• Task requirements
Retype all of the records below character for character, leaving out the pictures.

• Data for this exercise
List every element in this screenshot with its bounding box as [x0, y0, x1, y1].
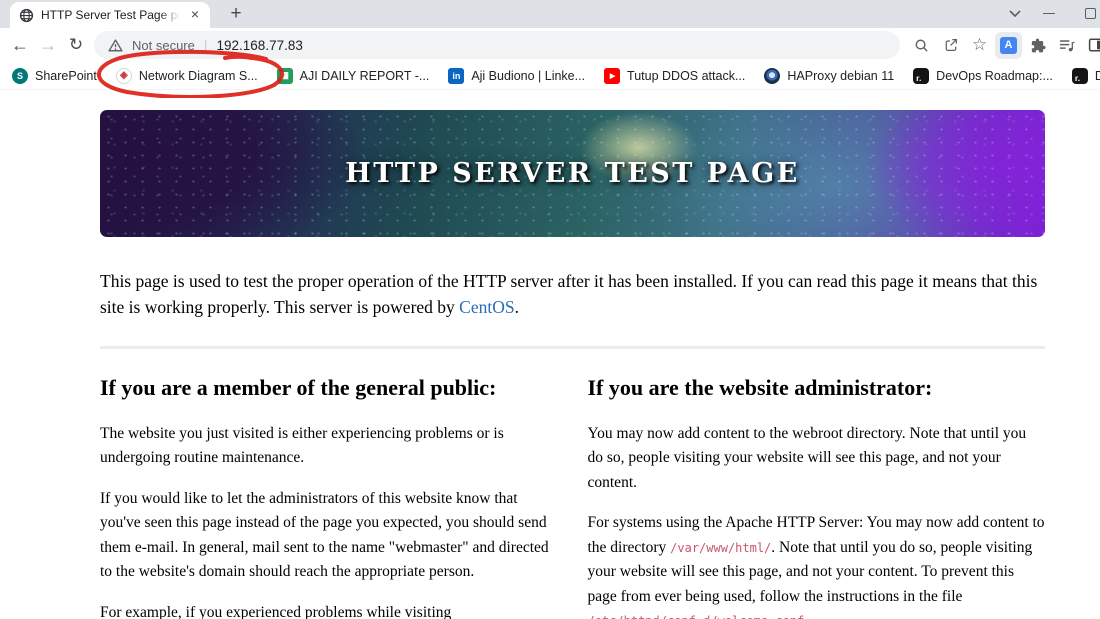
admin-paragraph-1: You may now add content to the webroot d… [587, 424, 1027, 491]
extensions-puzzle-icon[interactable] [1024, 32, 1051, 59]
linkedin-icon: in [448, 67, 465, 84]
bookmark-aji-daily-report[interactable]: ▦ AJI DAILY REPORT -... [276, 67, 430, 84]
code-var-www-html: /var/www/html/ [670, 540, 772, 555]
code-welcome-conf: /etc/httpd/conf.d/welcome.conf [588, 614, 805, 619]
bookmark-network-diagram[interactable]: ◈ Network Diagram S... [115, 67, 258, 84]
translate-extension-icon[interactable]: A [995, 31, 1022, 59]
banner-title: HTTP SERVER TEST PAGE [345, 158, 800, 189]
diagram-icon: ◈ [115, 67, 132, 84]
active-tab[interactable]: HTTP Server Test Page powered × [10, 2, 210, 28]
tab-search-chevron-icon[interactable] [998, 0, 1032, 26]
address-bar[interactable]: Not secure | 192.168.77.83 [94, 31, 900, 59]
tab-close-icon[interactable]: × [187, 7, 203, 23]
admin-paragraph-2: For systems using the Apache HTTP Server… [588, 511, 1046, 619]
public-heading: If you are a member of the general publi… [100, 374, 497, 400]
maximize-button[interactable] [1066, 0, 1100, 26]
omnibox-divider: | [203, 37, 208, 53]
not-secure-warning-icon [108, 38, 123, 53]
public-paragraph-1: The website you just visited is either e… [100, 424, 504, 467]
youtube-icon: ▶ [604, 67, 621, 84]
bookmark-label: HAProxy debian 11 [787, 68, 895, 83]
haproxy-icon [764, 67, 781, 84]
bookmark-sharepoint[interactable]: S SharePoint [12, 67, 97, 84]
toolbar-right: ☆ A [908, 31, 1100, 59]
roadmap-icon: r. [1071, 67, 1088, 84]
divider-rule [100, 346, 1045, 349]
roadmap-icon: r. [913, 67, 930, 84]
bookmark-youtube[interactable]: ▶ Tutup DDOS attack... [604, 67, 746, 84]
bookmark-label: SharePoint [35, 68, 97, 83]
search-icon[interactable] [908, 32, 935, 59]
bookmark-star-icon[interactable]: ☆ [966, 32, 993, 59]
intro-paragraph: This page is used to test the proper ope… [100, 269, 1042, 320]
bookmark-label: AJI DAILY REPORT -... [299, 68, 430, 83]
reload-button[interactable]: ↻ [62, 31, 90, 59]
bookmark-label: Tutup DDOS attack... [627, 68, 746, 83]
page-content: HTTP SERVER TEST PAGE This page is used … [0, 90, 1100, 619]
intro-text: This page is used to test the proper ope… [100, 271, 1038, 317]
toolbar: ← → ↻ Not secure | 192.168.77.83 ☆ A [0, 28, 1100, 98]
side-panel-icon[interactable] [1082, 32, 1100, 59]
intro-text-end: . [514, 296, 519, 317]
centos-link[interactable]: CentOS [459, 297, 514, 317]
bookmark-linkedin[interactable]: in Aji Budiono | Linke... [448, 67, 586, 84]
minimize-button[interactable] [1032, 0, 1066, 26]
administrator-column: If you are the website administrator: Yo… [588, 375, 1046, 619]
forward-button[interactable]: → [34, 31, 62, 59]
public-paragraph-3: For example, if you experienced problems… [100, 603, 452, 619]
general-public-column: If you are a member of the general publi… [100, 375, 558, 619]
bookmark-label: Aji Budiono | Linke... [471, 68, 586, 83]
back-button[interactable]: ← [6, 31, 34, 59]
globe-favicon-icon [19, 8, 34, 23]
public-paragraph-2: If you would like to let the administrat… [100, 489, 549, 581]
bookmark-devops-roadmap[interactable]: r. DevOps Roadmap:... [913, 67, 1053, 84]
google-sheets-icon: ▦ [276, 67, 293, 84]
banner-image: HTTP SERVER TEST PAGE [100, 110, 1045, 237]
two-column-section: If you are a member of the general publi… [100, 375, 1045, 619]
bookmark-label: DevOps Roadmap:... [936, 68, 1053, 83]
playlist-icon[interactable] [1053, 32, 1080, 59]
window-controls [998, 0, 1100, 26]
bookmark-haproxy[interactable]: HAProxy debian 11 [764, 67, 895, 84]
tab-title: HTTP Server Test Page powered [41, 8, 180, 22]
security-label: Not secure [132, 37, 195, 53]
admin-heading: If you are the website administrator: [587, 374, 933, 400]
bookmark-label: Docker Roadmap -... [1094, 68, 1100, 83]
bookmarks-bar: S SharePoint ◈ Network Diagram S... ▦ AJ… [0, 62, 1100, 90]
new-tab-button[interactable]: + [224, 3, 248, 25]
admin-p2-text: . [804, 612, 808, 619]
share-icon[interactable] [937, 32, 964, 59]
sharepoint-icon: S [12, 67, 28, 84]
bookmark-docker-roadmap[interactable]: r. Docker Roadmap -... [1071, 67, 1100, 84]
url-text: 192.168.77.83 [216, 37, 303, 53]
tab-strip: HTTP Server Test Page powered × + [0, 0, 1100, 28]
bookmark-label: Network Diagram S... [138, 68, 258, 83]
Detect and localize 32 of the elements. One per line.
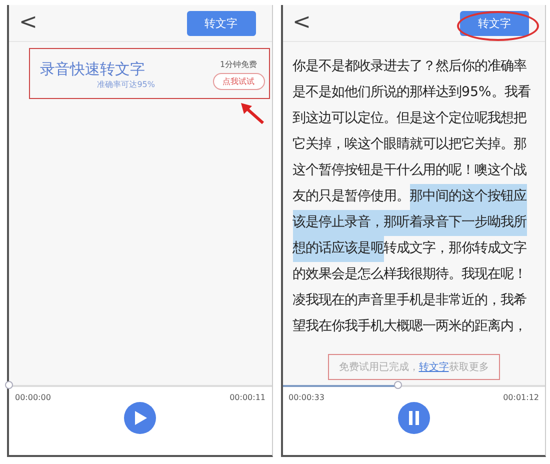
- transcript-line: 它关掉，唉这个眼睛就可以把它关掉。那: [292, 136, 528, 154]
- transcript-line: 望我在你我手机大概嗯一两米的距离内，: [292, 318, 528, 336]
- play-icon: [134, 411, 147, 425]
- card-title: 录音快速转文字: [40, 60, 145, 78]
- transcript-line: 凌我现在的声音里手机是非常近的，我希: [292, 292, 528, 310]
- elapsed-time: 00:00:00: [15, 393, 51, 402]
- arrow-icon: [238, 102, 264, 124]
- transcript-line: 友的只是暂停使用。那中间的这个按钮应: [292, 184, 537, 210]
- transcript-line: 你是不是都收录进去了？然后你的准确率: [292, 58, 528, 76]
- free-note: 1分钟免费: [220, 59, 258, 70]
- total-time: 00:01:12: [503, 393, 539, 402]
- try-button[interactable]: 点我试试: [212, 73, 264, 90]
- transcript-line: 想的话应该是呃转成文字，那你转成文字: [292, 236, 537, 262]
- transcript-line: 是不是如他们所说的那样达到95%。我看: [292, 84, 532, 102]
- elapsed-time: 00:00:33: [288, 393, 324, 402]
- back-button[interactable]: <: [292, 12, 311, 34]
- transcript-line: 到这边可以定位。但是这个定位呢我想把: [292, 110, 528, 128]
- transcript-line: 的效果会是怎么样我很期待。我现在呢！: [292, 266, 528, 284]
- convert-button[interactable]: 转文字: [460, 10, 529, 36]
- pause-icon: [408, 411, 420, 425]
- total-time: 00:00:11: [230, 393, 266, 402]
- notice-text: 免费试用已完成，: [338, 360, 419, 374]
- seek-thumb[interactable]: [394, 381, 402, 389]
- back-button[interactable]: <: [19, 12, 38, 34]
- convert-link[interactable]: 转文字: [418, 360, 449, 374]
- seek-thumb[interactable]: [5, 381, 13, 389]
- transcript-line: 这个暂停按钮是干什么用的呢！噢这个战: [292, 162, 528, 180]
- card-subtitle: 准确率可达95%: [97, 78, 155, 90]
- play-button[interactable]: [124, 402, 156, 434]
- notice-text: 获取更多: [448, 360, 489, 374]
- convert-button[interactable]: 转文字: [186, 10, 256, 36]
- pause-button[interactable]: [398, 402, 430, 434]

• Worked answer
List every element in this screenshot with its bounding box as [x0, y0, x1, y1].
admin-paragraph-1: You may now add content to the webroot d… [587, 424, 1027, 491]
extensions-puzzle-icon[interactable] [1024, 32, 1051, 59]
linkedin-icon: in [448, 67, 465, 84]
bookmark-aji-daily-report[interactable]: ▦ AJI DAILY REPORT -... [276, 67, 430, 84]
code-var-www-html: /var/www/html/ [670, 540, 772, 555]
code-welcome-conf: /etc/httpd/conf.d/welcome.conf [588, 614, 805, 619]
bookmark-network-diagram[interactable]: ◈ Network Diagram S... [115, 67, 258, 84]
translate-extension-icon[interactable]: A [995, 31, 1022, 59]
banner-title: HTTP SERVER TEST PAGE [345, 158, 800, 189]
diagram-icon: ◈ [115, 67, 132, 84]
active-tab[interactable]: HTTP Server Test Page powered × [10, 2, 210, 28]
tab-search-chevron-icon[interactable] [998, 0, 1032, 26]
address-bar[interactable]: Not secure | 192.168.77.83 [94, 31, 900, 59]
tab-close-icon[interactable]: × [187, 7, 203, 23]
admin-paragraph-2: For systems using the Apache HTTP Server… [588, 511, 1046, 619]
public-heading: If you are a member of the general publi… [100, 374, 497, 400]
maximize-button[interactable] [1066, 0, 1100, 26]
omnibox-divider: | [203, 37, 208, 53]
not-secure-warning-icon [108, 38, 123, 53]
public-paragraph-1: The website you just visited is either e… [100, 424, 504, 467]
youtube-icon: ▶ [604, 67, 621, 84]
bookmark-label: HAProxy debian 11 [787, 68, 895, 83]
haproxy-icon [764, 67, 781, 84]
bookmark-sharepoint[interactable]: S SharePoint [12, 67, 97, 84]
toolbar-right: ☆ A [908, 31, 1100, 59]
roadmap-icon: r. [1071, 67, 1088, 84]
divider-rule [100, 346, 1045, 349]
roadmap-icon: r. [913, 67, 930, 84]
bookmark-youtube[interactable]: ▶ Tutup DDOS attack... [604, 67, 746, 84]
bookmark-label: SharePoint [35, 68, 97, 83]
search-icon[interactable] [908, 32, 935, 59]
bookmark-star-icon[interactable]: ☆ [966, 32, 993, 59]
intro-paragraph: This page is used to test the proper ope… [100, 269, 1042, 320]
bookmark-label: AJI DAILY REPORT -... [299, 68, 430, 83]
reload-button[interactable]: ↻ [62, 31, 90, 59]
bookmark-label: Tutup DDOS attack... [627, 68, 746, 83]
page-content: HTTP SERVER TEST PAGE This page is used … [0, 90, 1100, 619]
intro-text: This page is used to test the proper ope… [100, 271, 1038, 317]
toolbar: ← → ↻ Not secure | 192.168.77.83 ☆ A [0, 28, 1100, 98]
side-panel-icon[interactable] [1082, 32, 1100, 59]
intro-text-end: . [514, 296, 519, 317]
centos-link[interactable]: CentOS [459, 297, 514, 317]
bookmark-linkedin[interactable]: in Aji Budiono | Linke... [448, 67, 586, 84]
minimize-button[interactable] [1032, 0, 1066, 26]
administrator-column: If you are the website administrator: Yo… [588, 375, 1046, 619]
forward-button[interactable]: → [34, 31, 62, 59]
public-paragraph-3: For example, if you experienced problems… [100, 603, 452, 619]
general-public-column: If you are a member of the general publi… [100, 375, 558, 619]
bookmark-label: Aji Budiono | Linke... [471, 68, 586, 83]
back-button[interactable]: ← [6, 31, 34, 59]
globe-favicon-icon [19, 8, 34, 23]
public-paragraph-2: If you would like to let the administrat… [100, 489, 549, 581]
bookmark-devops-roadmap[interactable]: r. DevOps Roadmap:... [913, 67, 1053, 84]
google-sheets-icon: ▦ [276, 67, 293, 84]
banner-image: HTTP SERVER TEST PAGE [100, 110, 1045, 237]
two-column-section: If you are a member of the general publi… [100, 375, 1045, 619]
bookmark-label: DevOps Roadmap:... [936, 68, 1053, 83]
playlist-icon[interactable] [1053, 32, 1080, 59]
window-controls [998, 0, 1100, 26]
bookmark-haproxy[interactable]: HAProxy debian 11 [764, 67, 895, 84]
tab-title: HTTP Server Test Page powered [41, 8, 180, 22]
security-label: Not secure [132, 37, 195, 53]
admin-heading: If you are the website administrator: [587, 374, 933, 400]
bookmark-label: Docker Roadmap -... [1094, 68, 1100, 83]
bookmarks-bar: S SharePoint ◈ Network Diagram S... ▦ AJ… [0, 62, 1100, 90]
new-tab-button[interactable]: + [224, 3, 248, 25]
admin-p2-text: . [804, 612, 808, 619]
share-icon[interactable] [937, 32, 964, 59]
sharepoint-icon: S [12, 67, 28, 84]
bookmark-docker-roadmap[interactable]: r. Docker Roadmap -... [1071, 67, 1100, 84]
url-text: 192.168.77.83 [216, 37, 303, 53]
tab-strip: HTTP Server Test Page powered × + [0, 0, 1100, 28]
bookmark-label: Network Diagram S... [138, 68, 258, 83]
Detect and localize 32 of the elements. One per line.
- transcript-line: 它关掉，唉这个眼睛就可以把它关掉。那: [292, 136, 528, 154]
- transcript-line: 望我在你我手机大概嗯一两米的距离内，: [292, 318, 528, 336]
- play-icon: [134, 411, 147, 425]
- card-title: 录音快速转文字: [40, 60, 145, 78]
- transcript-line: 凌我现在的声音里手机是非常近的，我希: [292, 292, 528, 310]
- elapsed-time: 00:00:00: [15, 393, 51, 402]
- arrow-icon: [238, 102, 264, 124]
- transcript-line: 友的只是暂停使用。那中间的这个按钮应: [292, 184, 537, 210]
- transcript-line: 你是不是都收录进去了？然后你的准确率: [292, 58, 528, 76]
- free-note: 1分钟免费: [220, 59, 258, 70]
- total-time: 00:01:12: [503, 393, 539, 402]
- try-button[interactable]: 点我试试: [212, 73, 264, 90]
- transcript-line: 想的话应该是呃转成文字，那你转成文字: [292, 236, 537, 262]
- transcript-line: 是不是如他们所说的那样达到95%。我看: [292, 84, 532, 102]
- elapsed-time: 00:00:33: [288, 393, 324, 402]
- back-button[interactable]: <: [292, 12, 311, 34]
- transcript-line: 到这边可以定位。但是这个定位呢我想把: [292, 110, 528, 128]
- transcript-line: 的效果会是怎么样我很期待。我现在呢！: [292, 266, 528, 284]
- convert-button[interactable]: 转文字: [460, 10, 529, 36]
- pause-icon: [408, 411, 420, 425]
- total-time: 00:00:11: [230, 393, 266, 402]
- notice-text: 免费试用已完成，: [338, 360, 419, 374]
- seek-thumb[interactable]: [394, 381, 402, 389]
- back-button[interactable]: <: [19, 12, 38, 34]
- convert-link[interactable]: 转文字: [418, 360, 449, 374]
- seek-thumb[interactable]: [5, 381, 13, 389]
- transcript-line: 这个暂停按钮是干什么用的呢！噢这个战: [292, 162, 528, 180]
- card-subtitle: 准确率可达95%: [97, 78, 155, 90]
- play-button[interactable]: [124, 402, 156, 434]
- notice-text: 获取更多: [448, 360, 489, 374]
- convert-button[interactable]: 转文字: [186, 10, 256, 36]
- pause-button[interactable]: [398, 402, 430, 434]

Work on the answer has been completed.